(Beginning of Source text)
The environmental issue addressed by the programme is the disposal of fibreglass waste.

Fibreglass (often referred to as Glass Fibre-Reinforced Plastic, GFRP) is a composite building material made of strands of glass (either as long filaments or short-fibred glass wool) encased in a matrix of thermosetting resins, usually polyester, vinyl ester or epoxide based, which, with the help of special catalysts and accelerants, polymerize at room temperature.

From the 1950s onwards, fibreglass, due to its light weight, strength, stiffness, exertion and corrosion resistance, as well as poor electrical conductivity, has been used in a wide variety of applications.

However, the recycling process of such products is much more complicated than the recycling process of thermo-plastic materials.

The first issue is connected to the use of thermosetting resins: the polymerization reaction of such resins is not re-versible. They do not return to their original liquid state upon heating, as thermoplastic materials normally do. There-fore fibreglass scraps cannot be melted and remodelled as is quite often the case when recycling plastic.

The second issue is linked to the synthetic vitreous fibres contained in fibreglass: the results from epidemiological research carried out on lab animals forced to inhale and/or put into contact with fibres insufflated directly into their lungs, showed significant cell alteration at the alveolar and pleural levels resulting in the development of carcinomas and mesotheliomas. Although epidemiological tests on men have not been carried out, glass fibres have been the subject of an EC Directive, which includes them among hazardous substances subject to labelling. Furthermore, glass fibres used in the manufacturing of fibreglass products are classified Category 3 (EU) carcinogens and they must be labelled under code R40 “danger of very serious irreversible effects”.
(End of Source text)
(Beginning of Given entries)
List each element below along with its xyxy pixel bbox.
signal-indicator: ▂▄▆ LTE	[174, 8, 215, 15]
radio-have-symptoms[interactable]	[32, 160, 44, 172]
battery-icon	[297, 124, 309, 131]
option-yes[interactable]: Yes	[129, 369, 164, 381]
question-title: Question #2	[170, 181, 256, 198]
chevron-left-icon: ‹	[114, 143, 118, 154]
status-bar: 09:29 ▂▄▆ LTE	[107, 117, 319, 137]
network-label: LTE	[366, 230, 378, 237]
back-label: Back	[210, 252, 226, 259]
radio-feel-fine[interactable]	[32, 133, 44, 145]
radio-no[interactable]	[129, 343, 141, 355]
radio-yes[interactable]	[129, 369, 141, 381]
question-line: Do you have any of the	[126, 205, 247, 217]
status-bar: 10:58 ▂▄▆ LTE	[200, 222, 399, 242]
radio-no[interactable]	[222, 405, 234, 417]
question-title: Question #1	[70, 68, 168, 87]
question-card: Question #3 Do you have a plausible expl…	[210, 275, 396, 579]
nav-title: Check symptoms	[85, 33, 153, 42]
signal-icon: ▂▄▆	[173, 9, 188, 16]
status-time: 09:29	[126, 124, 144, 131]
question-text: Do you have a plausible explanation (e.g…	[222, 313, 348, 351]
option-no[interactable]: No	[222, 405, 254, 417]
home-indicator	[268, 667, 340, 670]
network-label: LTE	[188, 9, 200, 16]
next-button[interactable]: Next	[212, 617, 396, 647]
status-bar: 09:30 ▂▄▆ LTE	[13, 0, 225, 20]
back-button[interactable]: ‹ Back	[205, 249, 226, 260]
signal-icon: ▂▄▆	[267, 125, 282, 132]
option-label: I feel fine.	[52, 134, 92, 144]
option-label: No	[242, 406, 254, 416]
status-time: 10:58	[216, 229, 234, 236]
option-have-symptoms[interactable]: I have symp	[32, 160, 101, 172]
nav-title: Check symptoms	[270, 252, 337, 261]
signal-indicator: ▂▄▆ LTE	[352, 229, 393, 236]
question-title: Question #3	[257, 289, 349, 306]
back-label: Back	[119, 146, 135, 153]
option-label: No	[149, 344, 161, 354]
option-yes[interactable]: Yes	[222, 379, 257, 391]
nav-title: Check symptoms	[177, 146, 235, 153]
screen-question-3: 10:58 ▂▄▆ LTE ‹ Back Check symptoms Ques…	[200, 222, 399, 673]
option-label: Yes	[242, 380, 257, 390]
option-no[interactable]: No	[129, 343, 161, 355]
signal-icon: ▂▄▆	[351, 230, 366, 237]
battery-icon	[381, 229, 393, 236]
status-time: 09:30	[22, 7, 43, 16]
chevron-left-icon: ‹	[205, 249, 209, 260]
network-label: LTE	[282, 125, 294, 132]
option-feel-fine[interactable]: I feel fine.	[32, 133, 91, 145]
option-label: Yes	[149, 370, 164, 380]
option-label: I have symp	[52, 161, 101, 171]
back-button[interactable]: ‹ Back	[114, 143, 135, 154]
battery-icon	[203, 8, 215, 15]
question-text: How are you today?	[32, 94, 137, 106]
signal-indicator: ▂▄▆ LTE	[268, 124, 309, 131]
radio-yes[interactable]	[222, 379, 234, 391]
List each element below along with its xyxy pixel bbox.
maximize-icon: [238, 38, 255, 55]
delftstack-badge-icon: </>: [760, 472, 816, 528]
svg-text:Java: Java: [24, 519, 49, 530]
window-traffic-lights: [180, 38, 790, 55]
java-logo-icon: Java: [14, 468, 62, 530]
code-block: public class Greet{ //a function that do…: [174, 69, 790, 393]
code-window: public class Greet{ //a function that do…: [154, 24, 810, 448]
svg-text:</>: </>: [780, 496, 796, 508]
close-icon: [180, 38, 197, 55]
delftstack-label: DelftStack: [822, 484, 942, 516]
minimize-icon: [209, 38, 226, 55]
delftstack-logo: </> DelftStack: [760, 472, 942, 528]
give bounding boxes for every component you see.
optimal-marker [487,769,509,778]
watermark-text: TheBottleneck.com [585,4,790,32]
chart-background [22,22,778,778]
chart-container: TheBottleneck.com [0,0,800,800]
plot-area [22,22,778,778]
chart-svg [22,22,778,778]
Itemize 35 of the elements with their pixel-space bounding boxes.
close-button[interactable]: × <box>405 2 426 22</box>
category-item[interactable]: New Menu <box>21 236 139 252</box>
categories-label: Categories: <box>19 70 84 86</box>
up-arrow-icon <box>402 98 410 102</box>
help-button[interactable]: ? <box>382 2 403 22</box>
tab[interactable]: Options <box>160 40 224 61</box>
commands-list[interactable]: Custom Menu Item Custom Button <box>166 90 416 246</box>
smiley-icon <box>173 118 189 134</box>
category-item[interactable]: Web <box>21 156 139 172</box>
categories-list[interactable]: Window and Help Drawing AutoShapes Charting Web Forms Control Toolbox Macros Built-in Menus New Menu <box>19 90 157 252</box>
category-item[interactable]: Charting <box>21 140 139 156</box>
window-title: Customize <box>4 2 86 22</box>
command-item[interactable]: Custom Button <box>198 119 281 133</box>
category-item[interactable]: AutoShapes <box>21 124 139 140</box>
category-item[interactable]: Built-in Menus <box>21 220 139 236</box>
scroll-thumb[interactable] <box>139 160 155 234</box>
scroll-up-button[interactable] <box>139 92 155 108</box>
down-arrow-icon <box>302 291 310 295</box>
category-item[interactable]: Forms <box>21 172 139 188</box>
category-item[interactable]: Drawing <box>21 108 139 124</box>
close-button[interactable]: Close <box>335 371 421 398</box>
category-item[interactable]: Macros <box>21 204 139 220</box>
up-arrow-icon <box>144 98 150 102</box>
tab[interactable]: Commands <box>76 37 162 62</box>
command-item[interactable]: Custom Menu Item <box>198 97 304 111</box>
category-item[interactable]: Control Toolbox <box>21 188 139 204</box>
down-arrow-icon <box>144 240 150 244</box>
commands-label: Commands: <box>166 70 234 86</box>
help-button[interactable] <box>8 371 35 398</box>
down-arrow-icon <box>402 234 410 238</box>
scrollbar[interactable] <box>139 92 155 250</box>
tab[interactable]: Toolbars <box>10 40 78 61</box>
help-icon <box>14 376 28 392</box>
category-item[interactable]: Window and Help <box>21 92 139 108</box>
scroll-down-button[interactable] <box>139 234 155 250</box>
(End of Given entries)
### Questions
A. Reproduce the passage on fibreglass waste from "The first issue" up to and including "when recycling plastic.", substituting "liquefied" for "melted".
B. Which resin bases does the passage on fibreglass waste name for the thermosetting matrix? List all of them.
C. Go on with the passage on fibreglass waste disposal, picking up after its last sentence.

### Expected outputs
A.
The first issue is connected to the use of thermosetting resins: the polymerization reaction of such resins is not re-versible. They do not return to their original liquid state upon heating, as thermoplastic materials normally do. There-fore fibreglass scraps cannot be liquefied and remodelled as is quite often the case when recycling plastic.

B.
- polyester
- vinyl ester
- epoxide

C.
Whilst for composite materials containing fibres with a high commercial value (such as carbon or Kevlar) it is possible to use several techniques to recover the fibres (vacuum pyrolysis, fluidised bed thermal processes, supercritical fluid extraction), such recycling methods cannot be used for those with a low commercial value (like fibreglass), as they are not economically viable.

Current options for the disposal of GFRP waste are:

• Landfill (sinking boats with fibreglass hulls to the seabed); although still rather widespread, this method of waste disposal is certainly not the best solution, also because of the none biodegradability of the material;
• Incineration and its resulting atmospheric pollution;
• Recycling through regrinding: the composite is broken up and ground into small particles to then be re-used as a filler (usually in building materials);
• Recycling through pyrolysis, consisting in the thermochemical decomposition of a polymer in the absence of oxy-gen. The fibres are separated and reused as fillers (such a solution, however, is not cost effective);
• Recycling with acid digestion, consisting in the chemical break down of the composite (the costs involved, however, are prohibitive).

As illustrated above, it is clear that at present a safe and efficient process for recycling fibreglass does not exist.